• What the task requires:
Go through the entries below and pick out every line with "JSON".

[Data items]

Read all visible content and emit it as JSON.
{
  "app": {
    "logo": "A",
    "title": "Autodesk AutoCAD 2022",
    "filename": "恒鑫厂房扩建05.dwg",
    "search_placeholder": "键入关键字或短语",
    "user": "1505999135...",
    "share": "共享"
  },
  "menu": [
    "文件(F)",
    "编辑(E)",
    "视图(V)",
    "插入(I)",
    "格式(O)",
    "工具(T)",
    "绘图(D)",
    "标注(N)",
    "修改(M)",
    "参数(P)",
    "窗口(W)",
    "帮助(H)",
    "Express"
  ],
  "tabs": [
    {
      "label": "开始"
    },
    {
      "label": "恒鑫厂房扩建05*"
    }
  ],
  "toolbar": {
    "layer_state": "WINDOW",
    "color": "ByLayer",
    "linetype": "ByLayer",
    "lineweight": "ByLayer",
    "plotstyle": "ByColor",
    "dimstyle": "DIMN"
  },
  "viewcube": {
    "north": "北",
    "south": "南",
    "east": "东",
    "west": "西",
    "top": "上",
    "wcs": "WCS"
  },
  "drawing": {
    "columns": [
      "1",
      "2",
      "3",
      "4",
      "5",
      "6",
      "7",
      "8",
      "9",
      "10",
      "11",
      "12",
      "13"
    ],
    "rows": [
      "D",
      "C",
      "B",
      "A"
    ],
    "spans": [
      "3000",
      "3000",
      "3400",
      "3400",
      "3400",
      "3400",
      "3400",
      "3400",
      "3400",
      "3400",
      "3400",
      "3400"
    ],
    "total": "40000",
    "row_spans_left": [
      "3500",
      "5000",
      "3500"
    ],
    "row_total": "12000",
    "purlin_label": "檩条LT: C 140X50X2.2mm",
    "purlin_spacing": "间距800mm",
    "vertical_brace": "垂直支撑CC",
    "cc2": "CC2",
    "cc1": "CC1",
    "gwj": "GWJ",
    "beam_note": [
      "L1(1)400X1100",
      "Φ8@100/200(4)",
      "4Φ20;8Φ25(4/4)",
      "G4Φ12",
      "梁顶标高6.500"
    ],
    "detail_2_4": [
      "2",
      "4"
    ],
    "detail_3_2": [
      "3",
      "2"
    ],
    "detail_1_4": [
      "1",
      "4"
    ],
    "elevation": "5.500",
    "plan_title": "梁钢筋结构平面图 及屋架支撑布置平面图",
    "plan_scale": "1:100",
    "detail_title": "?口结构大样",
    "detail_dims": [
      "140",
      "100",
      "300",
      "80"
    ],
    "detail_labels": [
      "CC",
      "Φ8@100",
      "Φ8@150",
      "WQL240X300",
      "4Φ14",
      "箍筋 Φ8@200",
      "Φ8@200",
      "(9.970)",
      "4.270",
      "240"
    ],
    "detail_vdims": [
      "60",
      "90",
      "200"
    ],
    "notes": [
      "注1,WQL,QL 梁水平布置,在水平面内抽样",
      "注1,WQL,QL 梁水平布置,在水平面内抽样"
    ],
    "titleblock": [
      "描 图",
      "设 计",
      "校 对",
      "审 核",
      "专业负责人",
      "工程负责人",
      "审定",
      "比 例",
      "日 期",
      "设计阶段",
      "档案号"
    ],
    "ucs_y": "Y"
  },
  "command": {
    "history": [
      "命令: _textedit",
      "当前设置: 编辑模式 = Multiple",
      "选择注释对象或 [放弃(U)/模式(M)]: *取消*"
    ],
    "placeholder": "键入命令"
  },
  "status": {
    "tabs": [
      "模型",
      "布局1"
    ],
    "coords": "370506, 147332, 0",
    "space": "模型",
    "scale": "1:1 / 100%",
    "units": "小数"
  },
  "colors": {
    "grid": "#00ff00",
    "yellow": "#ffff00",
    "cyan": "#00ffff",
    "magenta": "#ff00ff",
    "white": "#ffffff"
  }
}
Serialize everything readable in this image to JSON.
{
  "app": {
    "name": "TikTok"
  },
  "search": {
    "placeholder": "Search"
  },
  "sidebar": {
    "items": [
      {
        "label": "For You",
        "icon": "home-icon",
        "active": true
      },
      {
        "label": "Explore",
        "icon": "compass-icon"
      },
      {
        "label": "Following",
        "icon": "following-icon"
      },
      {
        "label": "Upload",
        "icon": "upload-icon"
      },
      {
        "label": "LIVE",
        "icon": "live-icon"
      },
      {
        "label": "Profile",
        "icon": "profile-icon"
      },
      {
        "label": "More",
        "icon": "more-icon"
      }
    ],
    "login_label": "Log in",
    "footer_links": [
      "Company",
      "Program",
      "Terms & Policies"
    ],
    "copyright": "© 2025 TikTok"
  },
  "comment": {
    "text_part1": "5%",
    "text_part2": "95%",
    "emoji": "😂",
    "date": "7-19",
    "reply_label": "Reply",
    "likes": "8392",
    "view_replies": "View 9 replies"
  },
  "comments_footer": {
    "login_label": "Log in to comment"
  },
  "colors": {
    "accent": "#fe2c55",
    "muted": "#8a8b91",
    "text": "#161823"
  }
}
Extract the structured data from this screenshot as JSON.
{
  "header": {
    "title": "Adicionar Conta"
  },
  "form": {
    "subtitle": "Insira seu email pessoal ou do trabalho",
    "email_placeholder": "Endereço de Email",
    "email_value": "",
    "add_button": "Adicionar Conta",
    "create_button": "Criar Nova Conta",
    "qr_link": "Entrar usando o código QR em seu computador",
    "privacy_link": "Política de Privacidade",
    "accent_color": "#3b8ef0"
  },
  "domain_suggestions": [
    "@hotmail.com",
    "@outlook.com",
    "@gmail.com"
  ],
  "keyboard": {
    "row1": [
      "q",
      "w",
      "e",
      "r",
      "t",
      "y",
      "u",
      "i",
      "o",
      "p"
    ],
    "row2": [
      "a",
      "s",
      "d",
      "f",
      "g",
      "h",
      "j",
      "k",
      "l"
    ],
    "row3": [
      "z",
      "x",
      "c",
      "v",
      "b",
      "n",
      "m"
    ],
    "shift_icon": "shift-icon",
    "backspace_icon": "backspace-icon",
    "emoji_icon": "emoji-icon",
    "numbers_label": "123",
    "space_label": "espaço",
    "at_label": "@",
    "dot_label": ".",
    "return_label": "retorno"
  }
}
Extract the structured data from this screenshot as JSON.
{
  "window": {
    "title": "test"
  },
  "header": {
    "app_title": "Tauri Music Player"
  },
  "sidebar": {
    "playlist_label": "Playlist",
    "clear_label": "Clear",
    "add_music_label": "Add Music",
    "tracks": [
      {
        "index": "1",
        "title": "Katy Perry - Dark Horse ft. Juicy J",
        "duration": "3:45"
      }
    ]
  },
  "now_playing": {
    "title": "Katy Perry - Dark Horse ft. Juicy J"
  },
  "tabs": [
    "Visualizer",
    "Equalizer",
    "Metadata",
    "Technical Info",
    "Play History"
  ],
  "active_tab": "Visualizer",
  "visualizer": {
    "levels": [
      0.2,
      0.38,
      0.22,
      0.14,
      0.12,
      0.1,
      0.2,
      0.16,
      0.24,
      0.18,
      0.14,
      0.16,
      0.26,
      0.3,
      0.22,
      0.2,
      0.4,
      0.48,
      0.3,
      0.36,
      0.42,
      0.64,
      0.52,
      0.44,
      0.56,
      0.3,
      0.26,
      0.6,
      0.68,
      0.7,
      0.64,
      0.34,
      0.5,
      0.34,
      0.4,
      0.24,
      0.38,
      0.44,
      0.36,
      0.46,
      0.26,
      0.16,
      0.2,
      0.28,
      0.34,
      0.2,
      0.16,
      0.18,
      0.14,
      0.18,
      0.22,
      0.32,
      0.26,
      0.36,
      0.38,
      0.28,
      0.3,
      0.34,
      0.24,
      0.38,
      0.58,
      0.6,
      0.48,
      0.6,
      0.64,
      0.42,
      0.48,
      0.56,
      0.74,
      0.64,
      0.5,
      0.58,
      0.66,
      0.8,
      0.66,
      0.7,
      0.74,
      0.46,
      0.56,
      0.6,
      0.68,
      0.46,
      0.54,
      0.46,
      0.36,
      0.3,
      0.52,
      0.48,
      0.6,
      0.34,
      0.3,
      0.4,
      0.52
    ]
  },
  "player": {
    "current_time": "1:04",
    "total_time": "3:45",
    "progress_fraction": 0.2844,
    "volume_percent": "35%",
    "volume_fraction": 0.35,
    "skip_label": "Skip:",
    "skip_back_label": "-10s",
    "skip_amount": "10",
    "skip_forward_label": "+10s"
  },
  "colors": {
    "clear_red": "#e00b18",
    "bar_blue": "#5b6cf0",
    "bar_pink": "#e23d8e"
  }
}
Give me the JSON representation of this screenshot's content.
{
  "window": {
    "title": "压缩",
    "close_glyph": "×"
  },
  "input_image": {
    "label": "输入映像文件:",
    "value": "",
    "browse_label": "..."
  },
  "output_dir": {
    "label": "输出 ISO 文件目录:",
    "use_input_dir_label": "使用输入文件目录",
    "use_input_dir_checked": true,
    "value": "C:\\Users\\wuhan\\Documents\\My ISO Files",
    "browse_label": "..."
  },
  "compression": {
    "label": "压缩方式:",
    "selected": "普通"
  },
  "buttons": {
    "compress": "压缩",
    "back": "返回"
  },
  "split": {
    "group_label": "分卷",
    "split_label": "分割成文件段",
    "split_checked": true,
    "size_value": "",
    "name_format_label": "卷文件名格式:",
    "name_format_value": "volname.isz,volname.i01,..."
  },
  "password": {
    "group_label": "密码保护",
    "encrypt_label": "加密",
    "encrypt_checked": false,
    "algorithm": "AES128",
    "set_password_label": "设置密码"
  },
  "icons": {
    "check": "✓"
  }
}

• Reply to the exercise:
Read all visible content and emit it as JSON.
Serialize everything readable in this image to JSON.
Extract the structured data from this screenshot as JSON.
Extract the structured data from this screenshot as JSON.
Give me the JSON representation of this screenshot's content.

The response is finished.